··· Task data ···

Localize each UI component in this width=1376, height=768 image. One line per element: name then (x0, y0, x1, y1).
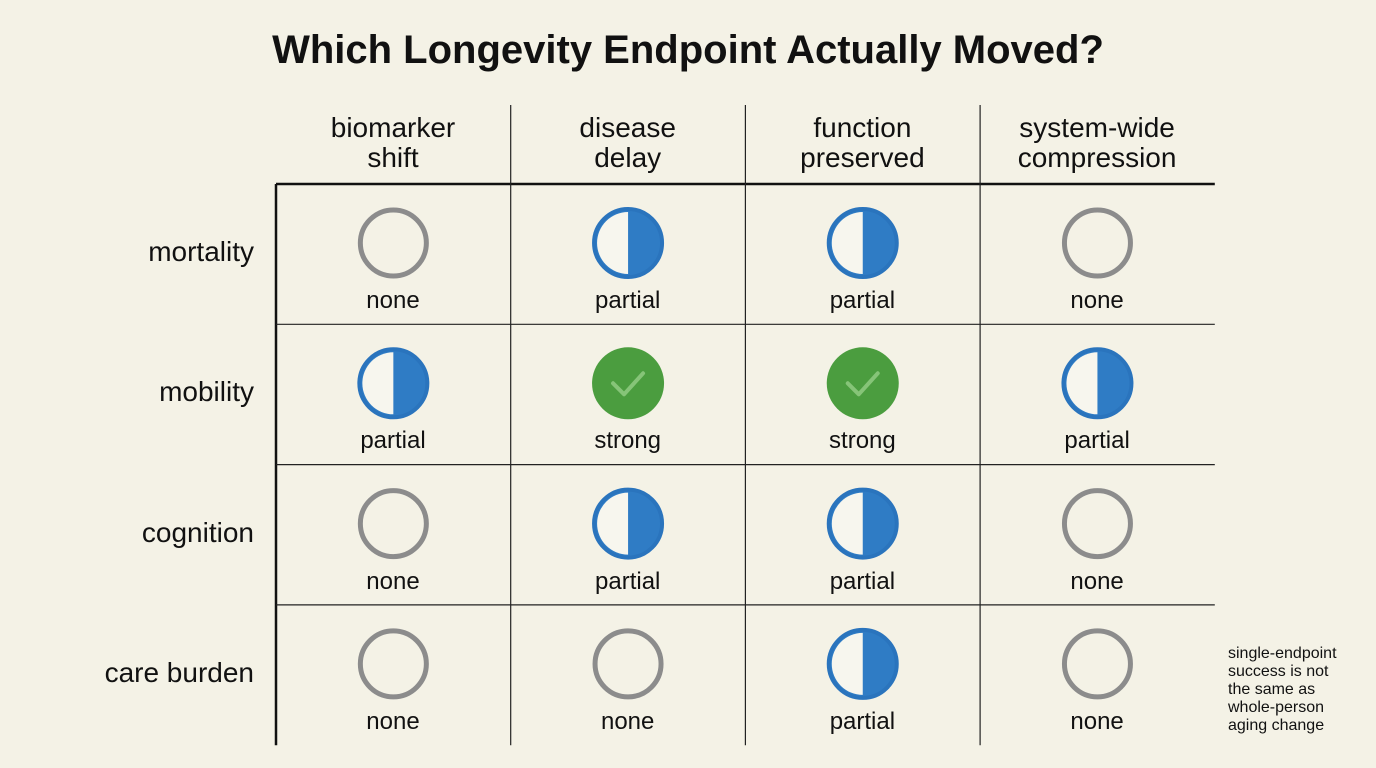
status-icon-half (831, 212, 863, 274)
status-icon (1061, 207, 1133, 279)
column-header: function preserved (800, 112, 925, 173)
status-label: none (1070, 707, 1124, 735)
status-label: none (366, 287, 420, 314)
row-label: care burden (104, 656, 254, 688)
status-icon (826, 347, 899, 420)
status-icon (357, 207, 429, 279)
status-icon (357, 488, 429, 560)
status-icon (1061, 628, 1133, 700)
status-icon-half (1066, 352, 1098, 415)
title: Which Longevity Endpoint Actually Moved? (272, 28, 1104, 72)
row-label: mortality (148, 236, 254, 267)
status-label: partial (360, 427, 426, 455)
status-icon-half (597, 212, 629, 274)
status-label: none (1070, 567, 1124, 595)
status-label: strong (594, 427, 662, 455)
status-icon-half (831, 492, 863, 555)
status-label: none (600, 707, 655, 735)
status-label: partial (1064, 427, 1130, 455)
status-label: partial (829, 287, 896, 314)
status-icon (357, 628, 429, 700)
status-icon-half (362, 352, 394, 415)
row-label: cognition (141, 516, 254, 548)
status-label: partial (595, 567, 661, 595)
column-header: system-wide compression (1017, 112, 1177, 173)
status-label: partial (595, 287, 661, 314)
status-label: partial (829, 707, 896, 735)
status-label: none (1070, 287, 1124, 314)
status-icon-half (597, 492, 629, 555)
status-icon (1061, 488, 1133, 560)
column-header: biomarker shift (330, 112, 456, 173)
status-label: partial (829, 567, 896, 595)
status-icon (592, 628, 664, 700)
row-label: mobility (159, 376, 254, 408)
column-header: disease delay (579, 112, 676, 173)
status-label: none (366, 707, 420, 735)
status-icon-half (831, 632, 863, 695)
status-label: strong (829, 427, 896, 455)
status-check (611, 371, 646, 397)
status-label: none (366, 567, 420, 595)
status-check (845, 371, 880, 397)
status-icon (592, 347, 665, 420)
note: single-endpoint success is not the same … (1228, 645, 1337, 734)
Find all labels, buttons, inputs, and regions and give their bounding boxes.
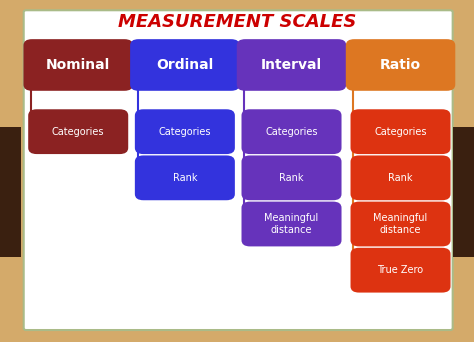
FancyBboxPatch shape bbox=[237, 39, 346, 91]
FancyBboxPatch shape bbox=[350, 109, 450, 154]
FancyBboxPatch shape bbox=[135, 155, 235, 200]
Text: Categories: Categories bbox=[52, 127, 104, 137]
FancyBboxPatch shape bbox=[28, 109, 128, 154]
FancyBboxPatch shape bbox=[0, 127, 21, 256]
FancyBboxPatch shape bbox=[241, 202, 341, 247]
Text: MEASUREMENT SCALES: MEASUREMENT SCALES bbox=[118, 13, 356, 31]
Text: Rank: Rank bbox=[388, 173, 413, 183]
FancyBboxPatch shape bbox=[241, 109, 341, 154]
Text: Ratio: Ratio bbox=[380, 58, 421, 72]
FancyBboxPatch shape bbox=[24, 10, 453, 330]
FancyBboxPatch shape bbox=[130, 39, 239, 91]
Text: Rank: Rank bbox=[173, 173, 197, 183]
Text: Categories: Categories bbox=[159, 127, 211, 137]
FancyBboxPatch shape bbox=[135, 109, 235, 154]
Text: Nominal: Nominal bbox=[46, 58, 110, 72]
FancyBboxPatch shape bbox=[241, 155, 341, 200]
FancyBboxPatch shape bbox=[350, 202, 450, 247]
FancyBboxPatch shape bbox=[23, 39, 133, 91]
Text: Meaningful
distance: Meaningful distance bbox=[374, 213, 428, 235]
Text: Meaningful
distance: Meaningful distance bbox=[264, 213, 319, 235]
FancyBboxPatch shape bbox=[350, 155, 450, 200]
Text: Categories: Categories bbox=[265, 127, 318, 137]
Text: True Zero: True Zero bbox=[377, 265, 424, 275]
FancyBboxPatch shape bbox=[453, 127, 474, 256]
Text: Interval: Interval bbox=[261, 58, 322, 72]
Text: Categories: Categories bbox=[374, 127, 427, 137]
Text: Ordinal: Ordinal bbox=[156, 58, 213, 72]
FancyBboxPatch shape bbox=[350, 248, 450, 293]
Text: Rank: Rank bbox=[279, 173, 304, 183]
FancyBboxPatch shape bbox=[346, 39, 455, 91]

···

--- Stated goal ---
Copy every line of the data above verbatim, leaving out the picture lines.

--- Result for this exercise ---
Localize each UI component in this width=1376, height=768 image. One line per element: name then (x0, y0, x1, y1).
status-icon-half (831, 212, 863, 274)
status-icon (1061, 207, 1133, 279)
column-header: function preserved (800, 112, 925, 173)
status-label: none (1070, 707, 1124, 735)
status-label: none (366, 287, 420, 314)
row-label: care burden (104, 656, 254, 688)
status-icon (826, 347, 899, 420)
status-icon (357, 207, 429, 279)
status-icon (357, 488, 429, 560)
status-icon (1061, 628, 1133, 700)
status-icon-half (1066, 352, 1098, 415)
title: Which Longevity Endpoint Actually Moved? (272, 28, 1104, 72)
row-label: mortality (148, 236, 254, 267)
status-label: partial (360, 427, 426, 455)
status-icon-half (597, 212, 629, 274)
status-label: none (1070, 567, 1124, 595)
status-label: strong (594, 427, 662, 455)
status-icon-half (831, 492, 863, 555)
status-label: none (600, 707, 655, 735)
status-label: partial (1064, 427, 1130, 455)
status-label: partial (829, 287, 896, 314)
status-icon (357, 628, 429, 700)
status-icon-half (362, 352, 394, 415)
row-label: cognition (141, 516, 254, 548)
status-label: partial (595, 567, 661, 595)
column-header: system-wide compression (1017, 112, 1177, 173)
status-label: partial (595, 287, 661, 314)
status-label: partial (829, 707, 896, 735)
status-label: none (1070, 287, 1124, 314)
status-icon-half (597, 492, 629, 555)
status-icon (1061, 488, 1133, 560)
column-header: biomarker shift (330, 112, 456, 173)
status-label: partial (829, 567, 896, 595)
status-icon (592, 628, 664, 700)
row-label: mobility (159, 376, 254, 408)
column-header: disease delay (579, 112, 676, 173)
status-label: none (366, 707, 420, 735)
status-icon-half (831, 632, 863, 695)
status-label: strong (829, 427, 896, 455)
status-check (611, 371, 646, 397)
status-label: none (366, 567, 420, 595)
status-check (845, 371, 880, 397)
status-icon (592, 347, 665, 420)
note: single-endpoint success is not the same … (1228, 645, 1337, 734)
Find all labels, buttons, inputs, and regions and give their bounding boxes.
FancyBboxPatch shape bbox=[237, 39, 346, 91]
FancyBboxPatch shape bbox=[350, 109, 450, 154]
FancyBboxPatch shape bbox=[135, 155, 235, 200]
Text: Categories: Categories bbox=[52, 127, 104, 137]
FancyBboxPatch shape bbox=[28, 109, 128, 154]
FancyBboxPatch shape bbox=[0, 127, 21, 256]
FancyBboxPatch shape bbox=[241, 202, 341, 247]
Text: MEASUREMENT SCALES: MEASUREMENT SCALES bbox=[118, 13, 356, 31]
Text: Rank: Rank bbox=[388, 173, 413, 183]
FancyBboxPatch shape bbox=[241, 109, 341, 154]
Text: Ratio: Ratio bbox=[380, 58, 421, 72]
FancyBboxPatch shape bbox=[24, 10, 453, 330]
FancyBboxPatch shape bbox=[130, 39, 239, 91]
Text: Rank: Rank bbox=[173, 173, 197, 183]
Text: Categories: Categories bbox=[159, 127, 211, 137]
FancyBboxPatch shape bbox=[135, 109, 235, 154]
Text: Nominal: Nominal bbox=[46, 58, 110, 72]
FancyBboxPatch shape bbox=[241, 155, 341, 200]
FancyBboxPatch shape bbox=[350, 202, 450, 247]
FancyBboxPatch shape bbox=[23, 39, 133, 91]
Text: Meaningful
distance: Meaningful distance bbox=[374, 213, 428, 235]
Text: Meaningful
distance: Meaningful distance bbox=[264, 213, 319, 235]
FancyBboxPatch shape bbox=[350, 155, 450, 200]
Text: Categories: Categories bbox=[265, 127, 318, 137]
Text: True Zero: True Zero bbox=[377, 265, 424, 275]
FancyBboxPatch shape bbox=[453, 127, 474, 256]
Text: Interval: Interval bbox=[261, 58, 322, 72]
Text: Categories: Categories bbox=[374, 127, 427, 137]
Text: Ordinal: Ordinal bbox=[156, 58, 213, 72]
FancyBboxPatch shape bbox=[350, 248, 450, 293]
Text: Rank: Rank bbox=[279, 173, 304, 183]
FancyBboxPatch shape bbox=[346, 39, 455, 91]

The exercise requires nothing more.